* **Exercise instructions**
Copy the lines below word for word, covering all the records.

* **Records of where elements appear**

----------

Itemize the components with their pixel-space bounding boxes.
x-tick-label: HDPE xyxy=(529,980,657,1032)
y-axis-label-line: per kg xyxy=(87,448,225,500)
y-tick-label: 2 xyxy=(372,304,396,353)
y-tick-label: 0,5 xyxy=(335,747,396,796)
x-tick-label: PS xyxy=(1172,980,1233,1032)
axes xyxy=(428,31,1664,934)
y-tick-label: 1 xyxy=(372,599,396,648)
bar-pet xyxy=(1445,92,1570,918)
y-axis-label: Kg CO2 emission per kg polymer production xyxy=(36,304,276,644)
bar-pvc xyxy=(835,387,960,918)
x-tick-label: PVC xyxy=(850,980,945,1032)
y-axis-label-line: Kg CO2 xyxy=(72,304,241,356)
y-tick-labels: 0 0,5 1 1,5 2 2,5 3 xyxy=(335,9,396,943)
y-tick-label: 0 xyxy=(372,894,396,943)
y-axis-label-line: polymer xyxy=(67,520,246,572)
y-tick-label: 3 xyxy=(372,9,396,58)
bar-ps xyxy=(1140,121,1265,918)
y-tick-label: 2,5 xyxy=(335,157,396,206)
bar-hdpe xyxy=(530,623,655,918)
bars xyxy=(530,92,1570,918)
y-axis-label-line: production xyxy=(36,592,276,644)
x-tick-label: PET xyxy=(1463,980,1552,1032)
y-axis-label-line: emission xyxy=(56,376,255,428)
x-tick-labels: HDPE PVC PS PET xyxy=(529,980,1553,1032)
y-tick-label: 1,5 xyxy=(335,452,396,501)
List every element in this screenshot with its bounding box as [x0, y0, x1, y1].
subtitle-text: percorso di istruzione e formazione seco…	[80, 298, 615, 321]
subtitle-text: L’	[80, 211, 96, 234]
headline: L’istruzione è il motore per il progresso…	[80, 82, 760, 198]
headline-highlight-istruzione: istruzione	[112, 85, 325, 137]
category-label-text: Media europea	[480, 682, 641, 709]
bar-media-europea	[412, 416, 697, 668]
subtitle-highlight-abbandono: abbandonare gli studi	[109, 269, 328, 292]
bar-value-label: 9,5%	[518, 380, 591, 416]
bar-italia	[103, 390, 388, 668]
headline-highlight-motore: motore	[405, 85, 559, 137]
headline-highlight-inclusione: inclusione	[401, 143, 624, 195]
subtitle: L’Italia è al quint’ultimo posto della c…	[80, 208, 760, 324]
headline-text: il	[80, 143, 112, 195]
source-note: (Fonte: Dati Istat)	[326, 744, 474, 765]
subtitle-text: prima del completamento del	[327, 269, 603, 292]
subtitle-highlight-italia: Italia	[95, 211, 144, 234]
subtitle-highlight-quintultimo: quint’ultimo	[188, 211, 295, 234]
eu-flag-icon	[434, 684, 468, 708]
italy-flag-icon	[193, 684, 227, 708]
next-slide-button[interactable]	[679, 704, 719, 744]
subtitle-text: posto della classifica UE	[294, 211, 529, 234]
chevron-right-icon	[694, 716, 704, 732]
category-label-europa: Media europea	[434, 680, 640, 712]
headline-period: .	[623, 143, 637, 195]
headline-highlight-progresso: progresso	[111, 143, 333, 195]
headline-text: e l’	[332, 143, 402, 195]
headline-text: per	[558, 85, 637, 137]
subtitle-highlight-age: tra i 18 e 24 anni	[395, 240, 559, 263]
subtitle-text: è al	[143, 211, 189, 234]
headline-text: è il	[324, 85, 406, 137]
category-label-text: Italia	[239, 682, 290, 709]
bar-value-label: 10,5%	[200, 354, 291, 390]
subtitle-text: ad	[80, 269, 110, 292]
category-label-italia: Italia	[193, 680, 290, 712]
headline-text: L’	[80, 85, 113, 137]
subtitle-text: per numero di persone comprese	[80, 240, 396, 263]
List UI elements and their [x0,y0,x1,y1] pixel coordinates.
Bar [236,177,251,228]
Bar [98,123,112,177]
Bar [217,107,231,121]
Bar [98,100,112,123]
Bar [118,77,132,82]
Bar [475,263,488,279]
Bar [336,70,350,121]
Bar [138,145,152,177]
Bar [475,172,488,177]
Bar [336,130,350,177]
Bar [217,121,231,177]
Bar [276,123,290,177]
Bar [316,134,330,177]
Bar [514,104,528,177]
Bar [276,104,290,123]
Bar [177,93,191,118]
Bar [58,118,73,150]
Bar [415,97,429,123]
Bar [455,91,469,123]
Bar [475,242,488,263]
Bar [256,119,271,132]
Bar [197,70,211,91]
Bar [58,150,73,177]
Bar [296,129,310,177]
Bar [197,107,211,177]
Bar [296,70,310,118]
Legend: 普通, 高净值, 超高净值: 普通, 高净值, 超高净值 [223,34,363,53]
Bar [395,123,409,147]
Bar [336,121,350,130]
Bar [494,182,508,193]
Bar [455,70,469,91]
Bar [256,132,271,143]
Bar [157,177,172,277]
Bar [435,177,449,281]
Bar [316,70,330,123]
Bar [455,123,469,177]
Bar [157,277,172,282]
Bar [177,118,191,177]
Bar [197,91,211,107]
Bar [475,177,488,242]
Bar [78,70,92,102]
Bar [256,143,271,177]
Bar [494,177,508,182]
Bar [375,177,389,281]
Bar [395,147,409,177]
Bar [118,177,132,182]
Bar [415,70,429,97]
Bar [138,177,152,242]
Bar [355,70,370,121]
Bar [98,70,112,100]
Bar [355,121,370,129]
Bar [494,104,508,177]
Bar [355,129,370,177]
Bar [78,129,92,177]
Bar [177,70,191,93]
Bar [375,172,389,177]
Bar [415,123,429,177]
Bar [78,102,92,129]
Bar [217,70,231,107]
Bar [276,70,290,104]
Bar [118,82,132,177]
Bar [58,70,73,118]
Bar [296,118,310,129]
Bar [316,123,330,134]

----------

* **Worked solution**
Itemize the components with their pixel-space bounding boxes.
x-tick-label: HDPE xyxy=(529,980,657,1032)
y-axis-label-line: per kg xyxy=(87,448,225,500)
y-tick-label: 2 xyxy=(372,304,396,353)
y-tick-label: 0,5 xyxy=(335,747,396,796)
x-tick-label: PS xyxy=(1172,980,1233,1032)
axes xyxy=(428,31,1664,934)
y-tick-label: 1 xyxy=(372,599,396,648)
bar-pet xyxy=(1445,92,1570,918)
y-axis-label: Kg CO2 emission per kg polymer production xyxy=(36,304,276,644)
bar-pvc xyxy=(835,387,960,918)
x-tick-label: PVC xyxy=(850,980,945,1032)
y-axis-label-line: Kg CO2 xyxy=(72,304,241,356)
y-tick-labels: 0 0,5 1 1,5 2 2,5 3 xyxy=(335,9,396,943)
y-tick-label: 0 xyxy=(372,894,396,943)
y-axis-label-line: polymer xyxy=(67,520,246,572)
y-tick-label: 3 xyxy=(372,9,396,58)
bar-ps xyxy=(1140,121,1265,918)
y-tick-label: 2,5 xyxy=(335,157,396,206)
bar-hdpe xyxy=(530,623,655,918)
bars xyxy=(530,92,1570,918)
y-axis-label-line: production xyxy=(36,592,276,644)
x-tick-label: PET xyxy=(1463,980,1552,1032)
y-axis-label-line: emission xyxy=(56,376,255,428)
x-tick-labels: HDPE PVC PS PET xyxy=(529,980,1553,1032)
y-tick-label: 1,5 xyxy=(335,452,396,501)
List every element in this screenshot with its bounding box as [x0, y0, x1, y1].
subtitle-text: percorso di istruzione e formazione seco…	[80, 298, 615, 321]
subtitle-text: L’	[80, 211, 96, 234]
headline: L’istruzione è il motore per il progresso…	[80, 82, 760, 198]
headline-highlight-istruzione: istruzione	[112, 85, 325, 137]
category-label-text: Media europea	[480, 682, 641, 709]
bar-media-europea	[412, 416, 697, 668]
subtitle-highlight-abbandono: abbandonare gli studi	[109, 269, 328, 292]
bar-value-label: 9,5%	[518, 380, 591, 416]
bar-italia	[103, 390, 388, 668]
headline-highlight-motore: motore	[405, 85, 559, 137]
headline-highlight-inclusione: inclusione	[401, 143, 624, 195]
subtitle: L’Italia è al quint’ultimo posto della c…	[80, 208, 760, 324]
headline-text: il	[80, 143, 112, 195]
source-note: (Fonte: Dati Istat)	[326, 744, 474, 765]
subtitle-text: prima del completamento del	[327, 269, 603, 292]
subtitle-highlight-italia: Italia	[95, 211, 144, 234]
subtitle-highlight-quintultimo: quint’ultimo	[188, 211, 295, 234]
eu-flag-icon	[434, 684, 468, 708]
italy-flag-icon	[193, 684, 227, 708]
next-slide-button[interactable]	[679, 704, 719, 744]
subtitle-text: posto della classifica UE	[294, 211, 529, 234]
chevron-right-icon	[694, 716, 704, 732]
category-label-europa: Media europea	[434, 680, 640, 712]
headline-period: .	[623, 143, 637, 195]
headline-highlight-progresso: progresso	[111, 143, 333, 195]
headline-text: e l’	[332, 143, 402, 195]
headline-text: per	[558, 85, 637, 137]
subtitle-highlight-age: tra i 18 e 24 anni	[395, 240, 559, 263]
subtitle-text: è al	[143, 211, 189, 234]
headline-text: è il	[324, 85, 406, 137]
category-label-text: Italia	[239, 682, 290, 709]
bar-value-label: 10,5%	[200, 354, 291, 390]
subtitle-text: ad	[80, 269, 110, 292]
category-label-italia: Italia	[193, 680, 290, 712]
headline-text: L’	[80, 85, 113, 137]
subtitle-text: per numero di persone comprese	[80, 240, 396, 263]
List UI elements and their [x0,y0,x1,y1] pixel coordinates.
Bar [236,177,251,228]
Bar [98,123,112,177]
Bar [217,107,231,121]
Bar [98,100,112,123]
Bar [118,77,132,82]
Bar [475,263,488,279]
Bar [336,70,350,121]
Bar [138,145,152,177]
Bar [475,172,488,177]
Bar [336,130,350,177]
Bar [217,121,231,177]
Bar [276,123,290,177]
Bar [316,134,330,177]
Bar [514,104,528,177]
Bar [276,104,290,123]
Bar [177,93,191,118]
Bar [58,118,73,150]
Bar [415,97,429,123]
Bar [455,91,469,123]
Bar [475,242,488,263]
Bar [256,119,271,132]
Bar [197,70,211,91]
Bar [58,150,73,177]
Bar [296,129,310,177]
Bar [197,107,211,177]
Bar [296,70,310,118]
Legend: 普通, 高净值, 超高净值: 普通, 高净值, 超高净值 [223,34,363,53]
Bar [395,123,409,147]
Bar [336,121,350,130]
Bar [494,182,508,193]
Bar [455,70,469,91]
Bar [256,132,271,143]
Bar [157,177,172,277]
Bar [435,177,449,281]
Bar [316,70,330,123]
Bar [455,123,469,177]
Bar [157,277,172,282]
Bar [177,118,191,177]
Bar [197,91,211,107]
Bar [475,177,488,242]
Bar [78,70,92,102]
Bar [256,143,271,177]
Bar [494,177,508,182]
Bar [375,177,389,281]
Bar [395,147,409,177]
Bar [118,177,132,182]
Bar [415,70,429,97]
Bar [138,177,152,242]
Bar [355,70,370,121]
Bar [98,70,112,100]
Bar [355,121,370,129]
Bar [494,104,508,177]
Bar [355,129,370,177]
Bar [78,129,92,177]
Bar [177,70,191,93]
Bar [375,172,389,177]
Bar [415,123,429,177]
Bar [78,102,92,129]
Bar [217,70,231,107]
Bar [276,70,290,104]
Bar [118,82,132,177]
Bar [58,70,73,118]
Bar [296,118,310,129]
Bar [316,123,330,134]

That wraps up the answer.